Goal: Search the data for the word "name" and copy every line that contains it.

- - - -

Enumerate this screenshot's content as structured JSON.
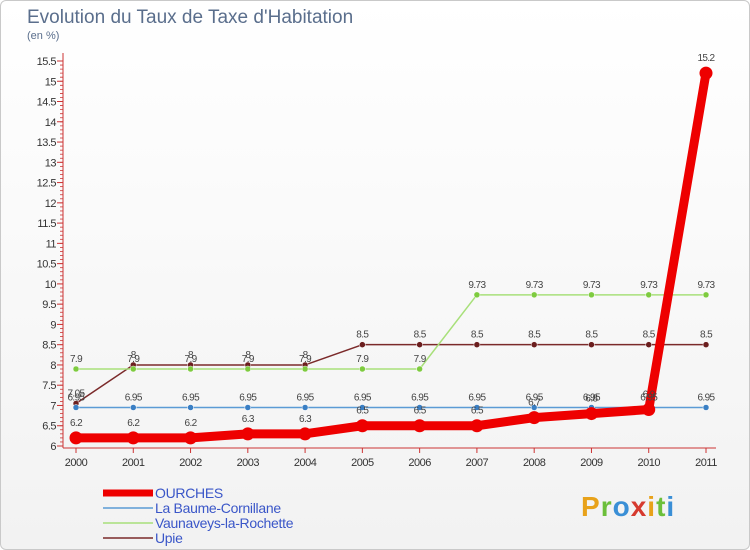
{
  "chart_data": {
    "type": "line",
    "title": "Evolution du Taux de Taxe d'Habitation",
    "subtitle": "(en %)",
    "xlabel": "",
    "ylabel": "",
    "categories": [
      "2000",
      "2001",
      "2002",
      "2003",
      "2004",
      "2005",
      "2006",
      "2007",
      "2008",
      "2009",
      "2010",
      "2011"
    ],
    "ylim": [
      6,
      15.5
    ],
    "yticks": [
      "6",
      "6.5",
      "7",
      "7.5",
      "8",
      "8.5",
      "9",
      "9.5",
      "10",
      "10.5",
      "11",
      "11.5",
      "12",
      "12.5",
      "13",
      "13.5",
      "14",
      "14.5",
      "15",
      "15.5"
    ],
    "grid": false,
    "legend_position": "bottom-left",
    "series": [
      {
        "name": "OURCHES",
        "color": "#ee0000",
        "width": 9,
        "marker": "#ee0000",
        "values": [
          6.2,
          6.2,
          6.2,
          6.3,
          6.3,
          6.5,
          6.5,
          6.5,
          6.7,
          6.8,
          6.9,
          15.2
        ],
        "labels": [
          "6.2",
          "6.2",
          "6.2",
          "6.3",
          "6.3",
          "6.5",
          "6.5",
          "6.5",
          "6.7",
          "6.8",
          "6.9",
          "15.2"
        ]
      },
      {
        "name": "La Baume-Cornillane",
        "color": "#5b9bd5",
        "width": 1.5,
        "marker": "#3a7fc4",
        "values": [
          6.95,
          6.95,
          6.95,
          6.95,
          6.95,
          6.95,
          6.95,
          6.95,
          6.95,
          6.95,
          6.95,
          6.95
        ],
        "labels": [
          "6.95",
          "6.95",
          "6.95",
          "6.95",
          "6.95",
          "6.95",
          "6.95",
          "6.95",
          "6.95",
          "6.95",
          "6.95",
          "6.95"
        ]
      },
      {
        "name": "Vaunaveys-la-Rochette",
        "color": "#a8e07a",
        "width": 1.5,
        "marker": "#7ecb3f",
        "values": [
          7.9,
          7.9,
          7.9,
          7.9,
          7.9,
          7.9,
          7.9,
          9.73,
          9.73,
          9.73,
          9.73,
          9.73
        ],
        "labels": [
          "7.9",
          "7.9",
          "7.9",
          "7.9",
          "7.9",
          "7.9",
          "7.9",
          "9.73",
          "9.73",
          "9.73",
          "9.73",
          "9.73"
        ]
      },
      {
        "name": "Upie",
        "color": "#7b2a2a",
        "width": 1.5,
        "marker": "#6b1e1e",
        "values": [
          7.05,
          8,
          8,
          8,
          8,
          8.5,
          8.5,
          8.5,
          8.5,
          8.5,
          8.5,
          8.5
        ],
        "labels": [
          "7.05",
          "8",
          "8",
          "8",
          "8",
          "8.5",
          "8.5",
          "8.5",
          "8.5",
          "8.5",
          "8.5",
          "8.5"
        ]
      }
    ]
  },
  "logo": {
    "letters": [
      {
        "ch": "P",
        "color": "#e8a21a"
      },
      {
        "ch": "r",
        "color": "#6cbf3a"
      },
      {
        "ch": "o",
        "color": "#3a8fd6"
      },
      {
        "ch": "x",
        "color": "#d63a2f"
      },
      {
        "ch": "i",
        "color": "#e8a21a"
      },
      {
        "ch": "t",
        "color": "#6cbf3a"
      },
      {
        "ch": "i",
        "color": "#3a8fd6"
      }
    ]
  }
}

- - - -

Output below:
        "name": "OURCHES",
        "name": "La Baume-Cornillane",
        "name": "Vaunaveys-la-Rochette",
        "name": "Upie",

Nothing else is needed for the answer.